Written exercise
Copy each of the following entries line for line, keeping every character as it appears.
** start **
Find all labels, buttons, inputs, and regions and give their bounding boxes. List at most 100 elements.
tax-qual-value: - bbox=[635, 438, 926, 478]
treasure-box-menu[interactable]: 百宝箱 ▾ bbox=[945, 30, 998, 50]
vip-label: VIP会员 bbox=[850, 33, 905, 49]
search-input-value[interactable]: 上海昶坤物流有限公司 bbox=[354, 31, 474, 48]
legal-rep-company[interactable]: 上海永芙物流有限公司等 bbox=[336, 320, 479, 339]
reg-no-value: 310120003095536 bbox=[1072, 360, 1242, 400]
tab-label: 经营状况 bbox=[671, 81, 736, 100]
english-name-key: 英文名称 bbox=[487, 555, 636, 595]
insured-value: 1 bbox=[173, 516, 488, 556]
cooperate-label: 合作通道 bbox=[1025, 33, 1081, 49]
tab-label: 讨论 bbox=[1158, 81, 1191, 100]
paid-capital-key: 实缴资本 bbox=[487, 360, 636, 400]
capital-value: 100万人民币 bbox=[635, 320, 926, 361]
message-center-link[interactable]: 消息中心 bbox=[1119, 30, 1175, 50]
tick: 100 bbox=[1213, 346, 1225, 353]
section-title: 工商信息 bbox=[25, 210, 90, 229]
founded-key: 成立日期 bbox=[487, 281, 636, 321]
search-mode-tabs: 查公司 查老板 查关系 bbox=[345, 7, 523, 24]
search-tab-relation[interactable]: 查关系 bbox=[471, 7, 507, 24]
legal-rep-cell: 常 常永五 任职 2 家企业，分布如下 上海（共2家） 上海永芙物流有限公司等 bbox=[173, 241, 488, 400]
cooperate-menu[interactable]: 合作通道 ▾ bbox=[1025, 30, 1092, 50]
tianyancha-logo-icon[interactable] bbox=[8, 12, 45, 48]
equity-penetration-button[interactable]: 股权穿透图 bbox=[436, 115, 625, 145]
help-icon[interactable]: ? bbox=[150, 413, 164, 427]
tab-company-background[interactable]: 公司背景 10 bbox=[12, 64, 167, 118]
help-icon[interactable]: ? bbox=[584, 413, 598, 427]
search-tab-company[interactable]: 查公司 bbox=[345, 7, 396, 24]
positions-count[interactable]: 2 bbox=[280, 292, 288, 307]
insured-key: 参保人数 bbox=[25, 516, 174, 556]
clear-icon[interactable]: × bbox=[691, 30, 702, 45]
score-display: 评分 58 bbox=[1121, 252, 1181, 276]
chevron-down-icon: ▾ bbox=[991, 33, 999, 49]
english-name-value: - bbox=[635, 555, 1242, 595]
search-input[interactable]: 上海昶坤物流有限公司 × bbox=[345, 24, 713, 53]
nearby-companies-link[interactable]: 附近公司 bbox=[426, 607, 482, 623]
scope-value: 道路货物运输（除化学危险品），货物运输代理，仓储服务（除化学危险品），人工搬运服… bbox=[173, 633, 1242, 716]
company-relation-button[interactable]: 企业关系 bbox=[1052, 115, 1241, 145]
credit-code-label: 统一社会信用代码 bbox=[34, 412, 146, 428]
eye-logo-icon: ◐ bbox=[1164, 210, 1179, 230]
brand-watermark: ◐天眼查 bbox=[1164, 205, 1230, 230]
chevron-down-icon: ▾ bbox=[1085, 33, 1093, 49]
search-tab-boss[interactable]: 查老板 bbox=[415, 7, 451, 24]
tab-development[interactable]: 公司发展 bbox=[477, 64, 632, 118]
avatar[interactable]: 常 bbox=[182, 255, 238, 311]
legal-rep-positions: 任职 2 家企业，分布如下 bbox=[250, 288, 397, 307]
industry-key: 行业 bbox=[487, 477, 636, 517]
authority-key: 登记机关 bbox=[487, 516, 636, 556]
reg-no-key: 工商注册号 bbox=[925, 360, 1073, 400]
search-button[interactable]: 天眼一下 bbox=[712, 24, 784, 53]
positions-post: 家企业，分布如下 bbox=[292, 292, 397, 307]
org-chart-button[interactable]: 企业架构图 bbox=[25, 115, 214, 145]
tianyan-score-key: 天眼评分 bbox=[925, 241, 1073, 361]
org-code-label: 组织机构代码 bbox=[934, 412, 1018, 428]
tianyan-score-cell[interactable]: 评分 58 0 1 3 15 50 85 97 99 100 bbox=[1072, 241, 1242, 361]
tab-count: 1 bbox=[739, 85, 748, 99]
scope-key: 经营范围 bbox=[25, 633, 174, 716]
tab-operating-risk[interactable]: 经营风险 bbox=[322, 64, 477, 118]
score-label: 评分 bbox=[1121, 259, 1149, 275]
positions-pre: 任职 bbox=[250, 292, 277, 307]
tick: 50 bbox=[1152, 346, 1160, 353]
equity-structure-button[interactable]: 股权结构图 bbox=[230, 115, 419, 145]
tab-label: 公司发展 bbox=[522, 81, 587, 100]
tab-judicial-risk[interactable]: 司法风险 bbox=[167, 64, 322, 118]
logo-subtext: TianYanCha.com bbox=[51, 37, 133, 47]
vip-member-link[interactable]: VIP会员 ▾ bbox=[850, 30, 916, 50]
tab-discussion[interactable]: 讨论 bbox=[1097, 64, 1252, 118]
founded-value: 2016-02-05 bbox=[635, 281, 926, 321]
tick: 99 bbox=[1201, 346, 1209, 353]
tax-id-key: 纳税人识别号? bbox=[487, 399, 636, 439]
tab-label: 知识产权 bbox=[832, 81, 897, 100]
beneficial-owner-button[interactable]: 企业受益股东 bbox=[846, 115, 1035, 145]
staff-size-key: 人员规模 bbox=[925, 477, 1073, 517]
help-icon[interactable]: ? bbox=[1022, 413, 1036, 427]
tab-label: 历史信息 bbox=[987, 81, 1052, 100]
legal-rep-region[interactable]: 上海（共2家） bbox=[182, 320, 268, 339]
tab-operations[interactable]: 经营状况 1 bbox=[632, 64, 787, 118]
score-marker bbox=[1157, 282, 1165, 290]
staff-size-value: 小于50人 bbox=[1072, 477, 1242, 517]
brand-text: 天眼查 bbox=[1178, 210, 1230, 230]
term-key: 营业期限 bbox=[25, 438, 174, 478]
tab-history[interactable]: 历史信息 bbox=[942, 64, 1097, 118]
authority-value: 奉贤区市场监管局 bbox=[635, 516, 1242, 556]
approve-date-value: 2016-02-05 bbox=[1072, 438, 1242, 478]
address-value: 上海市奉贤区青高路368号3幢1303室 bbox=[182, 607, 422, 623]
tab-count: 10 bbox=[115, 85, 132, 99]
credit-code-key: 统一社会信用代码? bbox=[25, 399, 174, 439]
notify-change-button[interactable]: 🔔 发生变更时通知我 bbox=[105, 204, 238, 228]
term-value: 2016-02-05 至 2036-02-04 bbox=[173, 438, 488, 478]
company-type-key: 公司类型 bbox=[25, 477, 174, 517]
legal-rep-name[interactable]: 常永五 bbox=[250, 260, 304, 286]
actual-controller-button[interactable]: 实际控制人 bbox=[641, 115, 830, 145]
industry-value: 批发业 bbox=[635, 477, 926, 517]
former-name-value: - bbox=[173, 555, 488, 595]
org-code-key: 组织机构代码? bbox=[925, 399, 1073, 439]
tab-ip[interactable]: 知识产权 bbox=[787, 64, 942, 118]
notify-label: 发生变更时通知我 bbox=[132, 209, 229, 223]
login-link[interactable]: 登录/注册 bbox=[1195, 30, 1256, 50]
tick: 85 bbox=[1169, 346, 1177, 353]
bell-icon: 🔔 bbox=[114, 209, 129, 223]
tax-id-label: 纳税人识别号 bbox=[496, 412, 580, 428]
** end **
Exercise solution
Find all labels, buttons, inputs, and regions and give their bounding boxes. List at most 100 elements.
tax-qual-value: - bbox=[635, 438, 926, 478]
treasure-box-menu[interactable]: 百宝箱 ▾ bbox=[945, 30, 998, 50]
vip-label: VIP会员 bbox=[850, 33, 905, 49]
search-input-value[interactable]: 上海昶坤物流有限公司 bbox=[354, 31, 474, 48]
legal-rep-company[interactable]: 上海永芙物流有限公司等 bbox=[336, 320, 479, 339]
reg-no-value: 310120003095536 bbox=[1072, 360, 1242, 400]
tab-label: 经营状况 bbox=[671, 81, 736, 100]
english-name-key: 英文名称 bbox=[487, 555, 636, 595]
insured-value: 1 bbox=[173, 516, 488, 556]
cooperate-label: 合作通道 bbox=[1025, 33, 1081, 49]
tab-label: 讨论 bbox=[1158, 81, 1191, 100]
paid-capital-key: 实缴资本 bbox=[487, 360, 636, 400]
capital-value: 100万人民币 bbox=[635, 320, 926, 361]
message-center-link[interactable]: 消息中心 bbox=[1119, 30, 1175, 50]
tick: 100 bbox=[1213, 346, 1225, 353]
section-title: 工商信息 bbox=[25, 210, 90, 229]
founded-key: 成立日期 bbox=[487, 281, 636, 321]
search-mode-tabs: 查公司 查老板 查关系 bbox=[345, 7, 523, 24]
search-tab-relation[interactable]: 查关系 bbox=[471, 7, 507, 24]
legal-rep-cell: 常 常永五 任职 2 家企业，分布如下 上海（共2家） 上海永芙物流有限公司等 bbox=[173, 241, 488, 400]
cooperate-menu[interactable]: 合作通道 ▾ bbox=[1025, 30, 1092, 50]
tianyancha-logo-icon[interactable] bbox=[8, 12, 45, 48]
equity-penetration-button[interactable]: 股权穿透图 bbox=[436, 115, 625, 145]
help-icon[interactable]: ? bbox=[150, 413, 164, 427]
tab-company-background[interactable]: 公司背景 10 bbox=[12, 64, 167, 118]
help-icon[interactable]: ? bbox=[584, 413, 598, 427]
search-tab-company[interactable]: 查公司 bbox=[345, 7, 396, 24]
positions-count[interactable]: 2 bbox=[280, 292, 288, 307]
insured-key: 参保人数 bbox=[25, 516, 174, 556]
clear-icon[interactable]: × bbox=[691, 30, 702, 45]
score-display: 评分 58 bbox=[1121, 252, 1181, 276]
chevron-down-icon: ▾ bbox=[991, 33, 999, 49]
english-name-value: - bbox=[635, 555, 1242, 595]
search-input[interactable]: 上海昶坤物流有限公司 × bbox=[345, 24, 713, 53]
nearby-companies-link[interactable]: 附近公司 bbox=[426, 607, 482, 623]
scope-value: 道路货物运输（除化学危险品），货物运输代理，仓储服务（除化学危险品），人工搬运服… bbox=[173, 633, 1242, 716]
company-relation-button[interactable]: 企业关系 bbox=[1052, 115, 1241, 145]
credit-code-label: 统一社会信用代码 bbox=[34, 412, 146, 428]
eye-logo-icon: ◐ bbox=[1164, 210, 1179, 230]
brand-watermark: ◐天眼查 bbox=[1164, 205, 1230, 230]
chevron-down-icon: ▾ bbox=[1085, 33, 1093, 49]
search-tab-boss[interactable]: 查老板 bbox=[415, 7, 451, 24]
tab-development[interactable]: 公司发展 bbox=[477, 64, 632, 118]
avatar[interactable]: 常 bbox=[182, 255, 238, 311]
legal-rep-positions: 任职 2 家企业，分布如下 bbox=[250, 288, 397, 307]
industry-key: 行业 bbox=[487, 477, 636, 517]
authority-key: 登记机关 bbox=[487, 516, 636, 556]
reg-no-key: 工商注册号 bbox=[925, 360, 1073, 400]
search-button[interactable]: 天眼一下 bbox=[712, 24, 784, 53]
positions-post: 家企业，分布如下 bbox=[292, 292, 397, 307]
org-chart-button[interactable]: 企业架构图 bbox=[25, 115, 214, 145]
tianyan-score-key: 天眼评分 bbox=[925, 241, 1073, 361]
org-code-label: 组织机构代码 bbox=[934, 412, 1018, 428]
tianyan-score-cell[interactable]: 评分 58 0 1 3 15 50 85 97 99 100 bbox=[1072, 241, 1242, 361]
tab-count: 1 bbox=[739, 85, 748, 99]
scope-key: 经营范围 bbox=[25, 633, 174, 716]
tab-operating-risk[interactable]: 经营风险 bbox=[322, 64, 477, 118]
score-label: 评分 bbox=[1121, 259, 1149, 275]
positions-pre: 任职 bbox=[250, 292, 277, 307]
tick: 50 bbox=[1152, 346, 1160, 353]
equity-structure-button[interactable]: 股权结构图 bbox=[230, 115, 419, 145]
tab-label: 公司发展 bbox=[522, 81, 587, 100]
tab-judicial-risk[interactable]: 司法风险 bbox=[167, 64, 322, 118]
logo-subtext: TianYanCha.com bbox=[51, 37, 133, 47]
vip-member-link[interactable]: VIP会员 ▾ bbox=[850, 30, 916, 50]
tab-discussion[interactable]: 讨论 bbox=[1097, 64, 1252, 118]
founded-value: 2016-02-05 bbox=[635, 281, 926, 321]
tick: 99 bbox=[1201, 346, 1209, 353]
tax-id-key: 纳税人识别号? bbox=[487, 399, 636, 439]
tab-label: 知识产权 bbox=[832, 81, 897, 100]
beneficial-owner-button[interactable]: 企业受益股东 bbox=[846, 115, 1035, 145]
staff-size-key: 人员规模 bbox=[925, 477, 1073, 517]
help-icon[interactable]: ? bbox=[1022, 413, 1036, 427]
tab-label: 历史信息 bbox=[987, 81, 1052, 100]
legal-rep-region[interactable]: 上海（共2家） bbox=[182, 320, 268, 339]
tab-operations[interactable]: 经营状况 1 bbox=[632, 64, 787, 118]
score-marker bbox=[1157, 282, 1165, 290]
staff-size-value: 小于50人 bbox=[1072, 477, 1242, 517]
brand-text: 天眼查 bbox=[1178, 210, 1230, 230]
term-key: 营业期限 bbox=[25, 438, 174, 478]
tab-history[interactable]: 历史信息 bbox=[942, 64, 1097, 118]
authority-value: 奉贤区市场监管局 bbox=[635, 516, 1242, 556]
approve-date-value: 2016-02-05 bbox=[1072, 438, 1242, 478]
address-value: 上海市奉贤区青高路368号3幢1303室 bbox=[182, 607, 422, 623]
tab-count: 10 bbox=[115, 85, 132, 99]
credit-code-key: 统一社会信用代码? bbox=[25, 399, 174, 439]
notify-change-button[interactable]: 🔔 发生变更时通知我 bbox=[105, 204, 238, 228]
term-value: 2016-02-05 至 2036-02-04 bbox=[173, 438, 488, 478]
company-type-key: 公司类型 bbox=[25, 477, 174, 517]
legal-rep-name[interactable]: 常永五 bbox=[250, 260, 304, 286]
actual-controller-button[interactable]: 实际控制人 bbox=[641, 115, 830, 145]
industry-value: 批发业 bbox=[635, 477, 926, 517]
former-name-value: - bbox=[173, 555, 488, 595]
org-code-key: 组织机构代码? bbox=[925, 399, 1073, 439]
tab-ip[interactable]: 知识产权 bbox=[787, 64, 942, 118]
notify-label: 发生变更时通知我 bbox=[132, 209, 229, 223]
login-link[interactable]: 登录/注册 bbox=[1195, 30, 1256, 50]
tick: 85 bbox=[1169, 346, 1177, 353]
bell-icon: 🔔 bbox=[114, 209, 129, 223]
tax-id-label: 纳税人识别号 bbox=[496, 412, 580, 428]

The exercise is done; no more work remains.